▶ What is expected: Return each line in the listing below that contains the string "involved". Matching is case-sensitive.
Start of Data extract
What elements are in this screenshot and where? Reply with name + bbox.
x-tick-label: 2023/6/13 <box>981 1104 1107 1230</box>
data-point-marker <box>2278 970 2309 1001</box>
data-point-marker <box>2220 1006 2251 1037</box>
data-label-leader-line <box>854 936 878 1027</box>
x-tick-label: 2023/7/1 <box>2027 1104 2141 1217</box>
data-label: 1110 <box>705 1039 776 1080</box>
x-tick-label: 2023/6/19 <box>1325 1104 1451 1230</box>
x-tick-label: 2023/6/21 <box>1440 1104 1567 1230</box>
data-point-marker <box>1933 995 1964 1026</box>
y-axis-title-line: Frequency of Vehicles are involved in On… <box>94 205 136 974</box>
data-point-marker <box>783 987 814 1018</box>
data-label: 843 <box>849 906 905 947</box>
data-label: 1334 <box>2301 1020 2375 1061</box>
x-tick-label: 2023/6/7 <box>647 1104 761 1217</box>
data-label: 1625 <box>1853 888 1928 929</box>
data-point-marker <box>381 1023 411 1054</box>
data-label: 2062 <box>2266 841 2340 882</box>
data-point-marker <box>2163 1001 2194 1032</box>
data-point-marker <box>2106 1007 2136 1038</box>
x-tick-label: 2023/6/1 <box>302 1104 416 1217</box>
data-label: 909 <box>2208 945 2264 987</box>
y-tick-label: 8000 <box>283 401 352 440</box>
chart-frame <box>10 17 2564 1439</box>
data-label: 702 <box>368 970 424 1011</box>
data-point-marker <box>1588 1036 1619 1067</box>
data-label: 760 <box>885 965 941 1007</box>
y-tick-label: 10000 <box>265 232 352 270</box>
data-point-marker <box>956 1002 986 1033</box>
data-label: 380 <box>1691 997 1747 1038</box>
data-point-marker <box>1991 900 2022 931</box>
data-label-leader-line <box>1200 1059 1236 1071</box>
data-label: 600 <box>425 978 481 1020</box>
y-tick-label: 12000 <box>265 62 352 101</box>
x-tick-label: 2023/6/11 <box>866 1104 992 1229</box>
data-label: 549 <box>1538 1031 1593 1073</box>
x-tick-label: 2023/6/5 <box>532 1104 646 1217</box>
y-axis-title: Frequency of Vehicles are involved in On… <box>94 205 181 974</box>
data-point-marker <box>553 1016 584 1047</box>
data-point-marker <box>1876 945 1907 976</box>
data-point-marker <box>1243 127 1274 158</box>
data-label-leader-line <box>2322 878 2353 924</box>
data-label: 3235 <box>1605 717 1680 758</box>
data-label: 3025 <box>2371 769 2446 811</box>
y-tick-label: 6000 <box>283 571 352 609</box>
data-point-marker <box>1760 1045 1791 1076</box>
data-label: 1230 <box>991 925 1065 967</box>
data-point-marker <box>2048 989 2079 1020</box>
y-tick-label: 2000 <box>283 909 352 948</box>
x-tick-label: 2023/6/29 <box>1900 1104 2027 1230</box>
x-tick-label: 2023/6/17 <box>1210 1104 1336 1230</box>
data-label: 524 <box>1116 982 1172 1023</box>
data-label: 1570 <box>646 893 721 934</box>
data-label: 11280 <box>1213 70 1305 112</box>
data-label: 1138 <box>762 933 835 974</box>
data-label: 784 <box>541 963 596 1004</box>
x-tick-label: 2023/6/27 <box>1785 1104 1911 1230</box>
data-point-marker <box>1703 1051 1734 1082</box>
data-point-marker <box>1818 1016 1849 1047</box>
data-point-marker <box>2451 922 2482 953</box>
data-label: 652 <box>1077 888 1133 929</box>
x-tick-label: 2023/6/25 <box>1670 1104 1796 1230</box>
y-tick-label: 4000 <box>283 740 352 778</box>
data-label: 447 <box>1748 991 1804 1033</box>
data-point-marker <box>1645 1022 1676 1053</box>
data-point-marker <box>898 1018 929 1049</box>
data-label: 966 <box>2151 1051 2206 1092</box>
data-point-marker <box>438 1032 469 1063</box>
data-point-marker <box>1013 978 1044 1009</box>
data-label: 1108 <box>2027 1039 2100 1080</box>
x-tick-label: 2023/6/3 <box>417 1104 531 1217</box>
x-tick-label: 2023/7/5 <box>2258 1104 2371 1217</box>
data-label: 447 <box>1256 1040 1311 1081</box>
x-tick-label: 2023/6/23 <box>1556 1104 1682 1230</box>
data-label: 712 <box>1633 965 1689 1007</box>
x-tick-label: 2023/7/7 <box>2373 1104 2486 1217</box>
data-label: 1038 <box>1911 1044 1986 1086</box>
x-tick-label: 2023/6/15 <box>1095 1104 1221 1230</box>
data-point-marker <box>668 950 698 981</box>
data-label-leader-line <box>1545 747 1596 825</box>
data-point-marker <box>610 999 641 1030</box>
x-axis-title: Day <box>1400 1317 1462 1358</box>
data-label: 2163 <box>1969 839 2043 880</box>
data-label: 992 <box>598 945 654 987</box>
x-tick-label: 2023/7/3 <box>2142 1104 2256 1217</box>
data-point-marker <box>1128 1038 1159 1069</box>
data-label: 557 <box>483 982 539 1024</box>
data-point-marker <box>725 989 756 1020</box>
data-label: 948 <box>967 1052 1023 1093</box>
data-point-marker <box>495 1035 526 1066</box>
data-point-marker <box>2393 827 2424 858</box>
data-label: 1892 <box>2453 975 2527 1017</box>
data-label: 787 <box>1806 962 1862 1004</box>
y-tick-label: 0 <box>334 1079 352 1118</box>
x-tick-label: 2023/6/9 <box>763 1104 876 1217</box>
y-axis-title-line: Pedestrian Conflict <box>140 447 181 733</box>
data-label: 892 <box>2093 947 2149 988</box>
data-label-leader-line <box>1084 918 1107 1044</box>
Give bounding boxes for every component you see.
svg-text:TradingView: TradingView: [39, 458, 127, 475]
End of Data extract
▶ Answer for the task:
y-axis-title-line: Frequency of Vehicles are involved in On… <box>94 205 136 974</box>
y-axis-title: Frequency of Vehicles are involved in On… <box>94 205 181 974</box>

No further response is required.